● **Task to carry out**
Only the number is wanted: how many lines of these entries contain the word "blocks"?

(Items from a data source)
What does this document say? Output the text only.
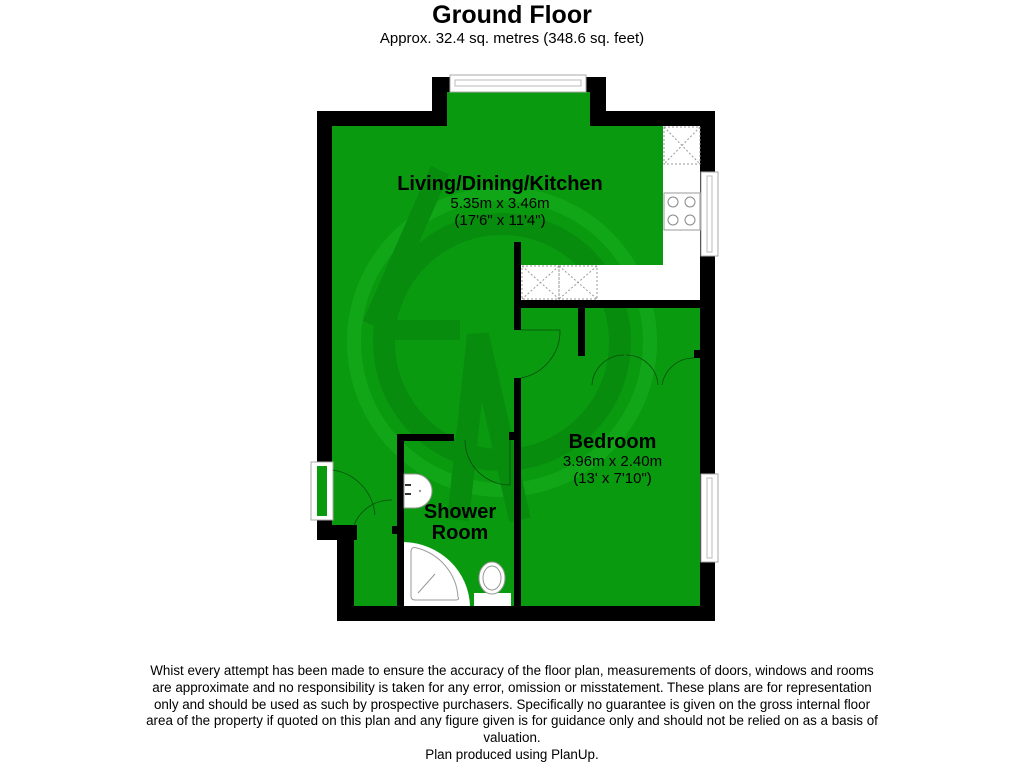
Ground Floor
Approx. 32.4 sq. metres (348.6 sq. feet)
Living/Dining/Kitchen
5.35m x 3.46m
(17'6" x 11'4")
Bedroom
3.96m x 2.40m
(13' x 7'10")
Shower
Room
Whist every attempt has been made to ensure the accuracy of the floor plan, measurements of doors, windows and rooms are approximate and no responsibility is taken for any error, omission or misstatement. These plans are for representation only and should be used as such by prospective purchasers. Specifically no guarantee is given on the gross internal floor area of the property if quoted on this plan and any figure given is for guidance only and should not be relied on as a basis of valuation.
Plan produced using PlanUp.
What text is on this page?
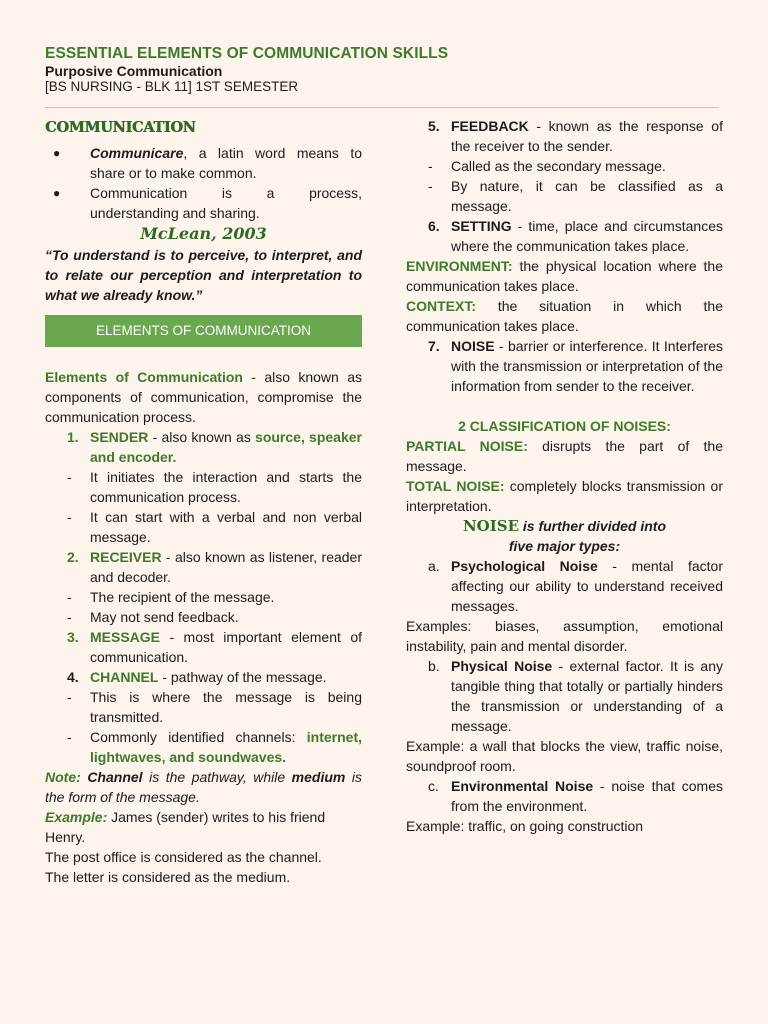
ESSENTIAL ELEMENTS OF COMMUNICATION SKILLS
Purposive Communication
[BS NURSING - BLK 11] 1ST SEMESTER
COMMUNICATION
● Communicare, a latin word means to share or to make common.
● Communication is a process, understanding and sharing.
McLean, 2003

“To understand is to perceive, to interpret, and to relate our perception and interpretation to what we already know.”

ELEMENTS OF COMMUNICATION

Elements of Communication - also known as components of communication, compromise the communication process.

1. SENDER - also known as source, speaker and encoder.
- It initiates the interaction and starts the communication process.
- It can start with a verbal and non verbal message.
2. RECEIVER - also known as listener, reader and decoder.
- The recipient of the message.
- May not send feedback.
3. MESSAGE - most important element of communication.
4. CHANNEL - pathway of the message.
- This is where the message is being transmitted.
- Commonly identified channels: internet, lightwaves, and soundwaves.

Note: Channel is the pathway, while medium is the form of the message.

Example: James (sender) writes to his friend Henry.

The post office is considered as the channel.

The letter is considered as the medium.

5. FEEDBACK - known as the response of the receiver to the sender.
- Called as the secondary message.
- By nature, it can be classified as a message.
6. SETTING - time, place and circumstances where the communication takes place.

ENVIRONMENT: the physical location where the communication takes place.

CONTEXT: the situation in which the communication takes place.

7. NOISE - barrier or interference. It Interferes with the transmission or interpretation of the information from sender to the receiver.
2 CLASSIFICATION OF NOISES:

PARTIAL NOISE: disrupts the part of the message.

TOTAL NOISE: completely blocks transmission or interpretation.

NOISE is further divided into
five major types:
a. Psychological Noise - mental factor affecting our ability to understand received messages.

Examples: biases, assumption, emotional instability, pain and mental disorder.

b. Physical Noise - external factor. It is any tangible thing that totally or partially hinders the transmission or understanding of a message.

Example: a wall that blocks the view, traffic noise, soundproof room.

c. Environmental Noise - noise that comes from the environment.

Example: traffic, on going construction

● **Correct answer**
2